Your goal
Leave out the pictures and copy each record below exactly.

-- Begin Information supplied --

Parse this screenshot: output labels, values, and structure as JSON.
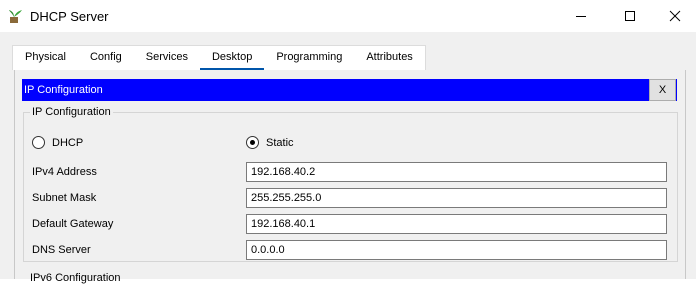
{
  "window": {
    "title": "DHCP Server",
    "icon": "server-plant-icon"
  },
  "tabs": [
    {
      "label": "Physical",
      "active": false
    },
    {
      "label": "Config",
      "active": false
    },
    {
      "label": "Services",
      "active": false
    },
    {
      "label": "Desktop",
      "active": true
    },
    {
      "label": "Programming",
      "active": false
    },
    {
      "label": "Attributes",
      "active": false
    }
  ],
  "ip_config": {
    "banner_title": "IP Configuration",
    "close_label": "X",
    "group_title": "IP Configuration",
    "mode": {
      "dhcp_label": "DHCP",
      "static_label": "Static",
      "selected": "Static"
    },
    "fields": [
      {
        "label": "IPv4 Address",
        "value": "192.168.40.2"
      },
      {
        "label": "Subnet Mask",
        "value": "255.255.255.0"
      },
      {
        "label": "Default Gateway",
        "value": "192.168.40.1"
      },
      {
        "label": "DNS Server",
        "value": "0.0.0.0"
      }
    ],
    "next_group_title": "IPv6 Configuration"
  },
  "colors": {
    "banner": "#0000ff",
    "active_tab_underline": "#0055aa"
  }
}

-- End Information supplied --

Output
Parse this screenshot: output labels, values, and structure as JSON.
{
  "window": {
    "title": "DHCP Server",
    "icon": "server-plant-icon"
  },
  "tabs": [
    {
      "label": "Physical",
      "active": false
    },
    {
      "label": "Config",
      "active": false
    },
    {
      "label": "Services",
      "active": false
    },
    {
      "label": "Desktop",
      "active": true
    },
    {
      "label": "Programming",
      "active": false
    },
    {
      "label": "Attributes",
      "active": false
    }
  ],
  "ip_config": {
    "banner_title": "IP Configuration",
    "close_label": "X",
    "group_title": "IP Configuration",
    "mode": {
      "dhcp_label": "DHCP",
      "static_label": "Static",
      "selected": "Static"
    },
    "fields": [
      {
        "label": "IPv4 Address",
        "value": "192.168.40.2"
      },
      {
        "label": "Subnet Mask",
        "value": "255.255.255.0"
      },
      {
        "label": "Default Gateway",
        "value": "192.168.40.1"
      },
      {
        "label": "DNS Server",
        "value": "0.0.0.0"
      }
    ],
    "next_group_title": "IPv6 Configuration"
  },
  "colors": {
    "banner": "#0000ff",
    "active_tab_underline": "#0055aa"
  }
}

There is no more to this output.